● Exercise objective
Scan the following material for the string "että" and copy each line in which it appears.
-------- Task input
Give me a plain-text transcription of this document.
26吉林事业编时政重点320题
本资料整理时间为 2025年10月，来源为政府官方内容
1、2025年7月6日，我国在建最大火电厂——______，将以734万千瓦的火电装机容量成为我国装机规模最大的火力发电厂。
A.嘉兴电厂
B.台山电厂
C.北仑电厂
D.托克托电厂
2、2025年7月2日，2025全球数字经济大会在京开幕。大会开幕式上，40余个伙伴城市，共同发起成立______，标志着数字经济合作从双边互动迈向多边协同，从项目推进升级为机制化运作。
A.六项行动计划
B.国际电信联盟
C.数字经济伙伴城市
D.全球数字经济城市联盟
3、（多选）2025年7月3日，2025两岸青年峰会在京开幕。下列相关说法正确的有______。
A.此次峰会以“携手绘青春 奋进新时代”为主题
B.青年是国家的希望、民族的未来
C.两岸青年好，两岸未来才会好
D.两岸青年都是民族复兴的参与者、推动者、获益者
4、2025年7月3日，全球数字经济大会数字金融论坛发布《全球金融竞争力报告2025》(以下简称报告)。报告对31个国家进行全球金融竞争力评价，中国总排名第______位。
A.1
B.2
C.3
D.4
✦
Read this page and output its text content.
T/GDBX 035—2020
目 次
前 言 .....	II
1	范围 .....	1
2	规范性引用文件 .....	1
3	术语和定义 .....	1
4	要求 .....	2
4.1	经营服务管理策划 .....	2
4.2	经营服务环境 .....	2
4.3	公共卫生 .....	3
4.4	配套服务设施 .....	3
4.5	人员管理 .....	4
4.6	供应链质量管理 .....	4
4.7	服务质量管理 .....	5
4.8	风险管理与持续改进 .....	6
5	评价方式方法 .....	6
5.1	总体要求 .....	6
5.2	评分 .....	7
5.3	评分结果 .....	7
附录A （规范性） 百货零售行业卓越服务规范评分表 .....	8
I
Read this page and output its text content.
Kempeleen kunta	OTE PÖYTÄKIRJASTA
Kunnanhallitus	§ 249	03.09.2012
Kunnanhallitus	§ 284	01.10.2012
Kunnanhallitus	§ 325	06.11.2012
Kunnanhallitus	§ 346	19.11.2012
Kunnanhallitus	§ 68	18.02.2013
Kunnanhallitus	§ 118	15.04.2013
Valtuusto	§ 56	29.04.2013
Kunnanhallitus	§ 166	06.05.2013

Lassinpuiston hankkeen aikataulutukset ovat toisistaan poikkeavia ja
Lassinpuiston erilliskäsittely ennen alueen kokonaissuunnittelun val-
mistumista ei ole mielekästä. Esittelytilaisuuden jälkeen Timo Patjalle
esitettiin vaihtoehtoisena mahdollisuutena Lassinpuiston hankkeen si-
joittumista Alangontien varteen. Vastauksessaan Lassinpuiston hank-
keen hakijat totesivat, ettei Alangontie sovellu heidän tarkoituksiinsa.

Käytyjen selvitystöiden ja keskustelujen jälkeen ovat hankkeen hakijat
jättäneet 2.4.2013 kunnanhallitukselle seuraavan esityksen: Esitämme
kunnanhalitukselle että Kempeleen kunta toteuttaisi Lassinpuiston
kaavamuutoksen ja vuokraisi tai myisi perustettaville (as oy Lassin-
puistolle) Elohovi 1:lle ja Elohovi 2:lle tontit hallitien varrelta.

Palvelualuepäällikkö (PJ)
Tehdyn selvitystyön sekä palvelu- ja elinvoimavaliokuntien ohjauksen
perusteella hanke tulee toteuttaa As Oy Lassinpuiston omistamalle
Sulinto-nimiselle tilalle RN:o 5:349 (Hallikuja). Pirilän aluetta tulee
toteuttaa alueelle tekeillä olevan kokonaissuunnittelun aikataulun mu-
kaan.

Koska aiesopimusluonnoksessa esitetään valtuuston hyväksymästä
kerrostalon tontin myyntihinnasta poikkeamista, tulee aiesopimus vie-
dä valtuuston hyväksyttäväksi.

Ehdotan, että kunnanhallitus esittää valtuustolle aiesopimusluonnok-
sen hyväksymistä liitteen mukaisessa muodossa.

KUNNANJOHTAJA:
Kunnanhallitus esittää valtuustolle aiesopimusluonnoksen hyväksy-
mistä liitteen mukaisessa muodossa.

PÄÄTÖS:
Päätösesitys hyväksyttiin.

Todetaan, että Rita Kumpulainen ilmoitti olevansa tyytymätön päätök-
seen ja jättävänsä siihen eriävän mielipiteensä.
----------------
● Written response
kunnanhalitukselle että Kempeleen kunta toteuttaisi Lassinpuiston
Ehdotan, että kunnanhallitus esittää valtuustolle aiesopimusluonnok-
Todetaan, että Rita Kumpulainen ilmoitti olevansa tyytymätön päätök-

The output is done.